TASK:
Will you transcribe the entries that follow, exactly and in full?

GIVEN DATA:
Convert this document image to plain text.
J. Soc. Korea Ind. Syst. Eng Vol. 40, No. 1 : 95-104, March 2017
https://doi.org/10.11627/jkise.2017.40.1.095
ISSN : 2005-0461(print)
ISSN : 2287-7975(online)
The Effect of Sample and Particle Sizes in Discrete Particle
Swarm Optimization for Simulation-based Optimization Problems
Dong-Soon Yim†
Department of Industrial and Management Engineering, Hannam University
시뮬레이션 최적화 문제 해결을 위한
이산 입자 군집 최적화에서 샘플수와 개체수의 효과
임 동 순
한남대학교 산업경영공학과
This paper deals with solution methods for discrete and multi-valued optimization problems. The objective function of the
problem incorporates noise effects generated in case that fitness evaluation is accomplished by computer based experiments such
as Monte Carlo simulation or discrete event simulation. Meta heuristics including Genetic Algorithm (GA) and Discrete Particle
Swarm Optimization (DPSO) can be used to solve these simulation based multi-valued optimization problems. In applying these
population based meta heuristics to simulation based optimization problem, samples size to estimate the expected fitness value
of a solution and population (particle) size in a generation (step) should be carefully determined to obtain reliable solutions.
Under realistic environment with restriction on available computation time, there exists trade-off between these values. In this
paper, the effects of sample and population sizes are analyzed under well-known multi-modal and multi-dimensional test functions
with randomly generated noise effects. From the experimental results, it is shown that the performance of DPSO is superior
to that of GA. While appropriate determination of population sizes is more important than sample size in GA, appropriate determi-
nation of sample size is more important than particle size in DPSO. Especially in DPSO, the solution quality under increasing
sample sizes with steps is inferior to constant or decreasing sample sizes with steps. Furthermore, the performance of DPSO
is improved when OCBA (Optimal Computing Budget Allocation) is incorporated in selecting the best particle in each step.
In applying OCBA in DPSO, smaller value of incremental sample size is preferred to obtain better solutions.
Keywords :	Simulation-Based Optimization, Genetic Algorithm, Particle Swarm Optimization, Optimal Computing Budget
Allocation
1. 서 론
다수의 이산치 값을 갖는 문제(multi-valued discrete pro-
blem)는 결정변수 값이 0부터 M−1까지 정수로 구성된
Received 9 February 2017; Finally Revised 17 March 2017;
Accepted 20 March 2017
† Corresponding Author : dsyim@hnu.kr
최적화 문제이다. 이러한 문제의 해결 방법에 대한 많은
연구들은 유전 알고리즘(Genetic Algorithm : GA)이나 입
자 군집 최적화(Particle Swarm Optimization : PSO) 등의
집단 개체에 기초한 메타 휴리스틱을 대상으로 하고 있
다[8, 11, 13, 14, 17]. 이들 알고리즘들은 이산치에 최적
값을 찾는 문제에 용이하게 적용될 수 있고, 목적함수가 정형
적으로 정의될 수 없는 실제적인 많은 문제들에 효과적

WRITTEN RESPONSE:
Convert this document image to plain text.
J. Soc. Korea Ind. Syst. Eng Vol. 40, No. 1 : 95-104, March 2017
https://doi.org/10.11627/jkise.2017.40.1.095
ISSN : 2005-0461(print)
ISSN : 2287-7975(online)
The Effect of Sample and Particle Sizes in Discrete Particle
Swarm Optimization for Simulation-based Optimization Problems
Dong-Soon Yim†
Department of Industrial and Management Engineering, Hannam University
시뮬레이션 최적화 문제 해결을 위한
이산 입자 군집 최적화에서 샘플수와 개체수의 효과
임 동 순
한남대학교 산업경영공학과
This paper deals with solution methods for discrete and multi-valued optimization problems. The objective function of the
problem incorporates noise effects generated in case that fitness evaluation is accomplished by computer based experiments such
as Monte Carlo simulation or discrete event simulation. Meta heuristics including Genetic Algorithm (GA) and Discrete Particle
Swarm Optimization (DPSO) can be used to solve these simulation based multi-valued optimization problems. In applying these
population based meta heuristics to simulation based optimization problem, samples size to estimate the expected fitness value
of a solution and population (particle) size in a generation (step) should be carefully determined to obtain reliable solutions.
Under realistic environment with restriction on available computation time, there exists trade-off between these values. In this
paper, the effects of sample and population sizes are analyzed under well-known multi-modal and multi-dimensional test functions
with randomly generated noise effects. From the experimental results, it is shown that the performance of DPSO is superior
to that of GA. While appropriate determination of population sizes is more important than sample size in GA, appropriate determi-
nation of sample size is more important than particle size in DPSO. Especially in DPSO, the solution quality under increasing
sample sizes with steps is inferior to constant or decreasing sample sizes with steps. Furthermore, the performance of DPSO
is improved when OCBA (Optimal Computing Budget Allocation) is incorporated in selecting the best particle in each step.
In applying OCBA in DPSO, smaller value of incremental sample size is preferred to obtain better solutions.
Keywords :	Simulation-Based Optimization, Genetic Algorithm, Particle Swarm Optimization, Optimal Computing Budget
Allocation
1. 서 론
다수의 이산치 값을 갖는 문제(multi-valued discrete pro-
blem)는 결정변수 값이 0부터 M−1까지 정수로 구성된
Received 9 February 2017; Finally Revised 17 March 2017;
Accepted 20 March 2017
† Corresponding Author : dsyim@hnu.kr
최적화 문제이다. 이러한 문제의 해결 방법에 대한 많은
연구들은 유전 알고리즘(Genetic Algorithm : GA)이나 입
자 군집 최적화(Particle Swarm Optimization : PSO) 등의
집단 개체에 기초한 메타 휴리스틱을 대상으로 하고 있
다[8, 11, 13, 14, 17]. 이들 알고리즘들은 이산치에 최적
값을 찾는 문제에 용이하게 적용될 수 있고, 목적함수가 정형
적으로 정의될 수 없는 실제적인 많은 문제들에 효과적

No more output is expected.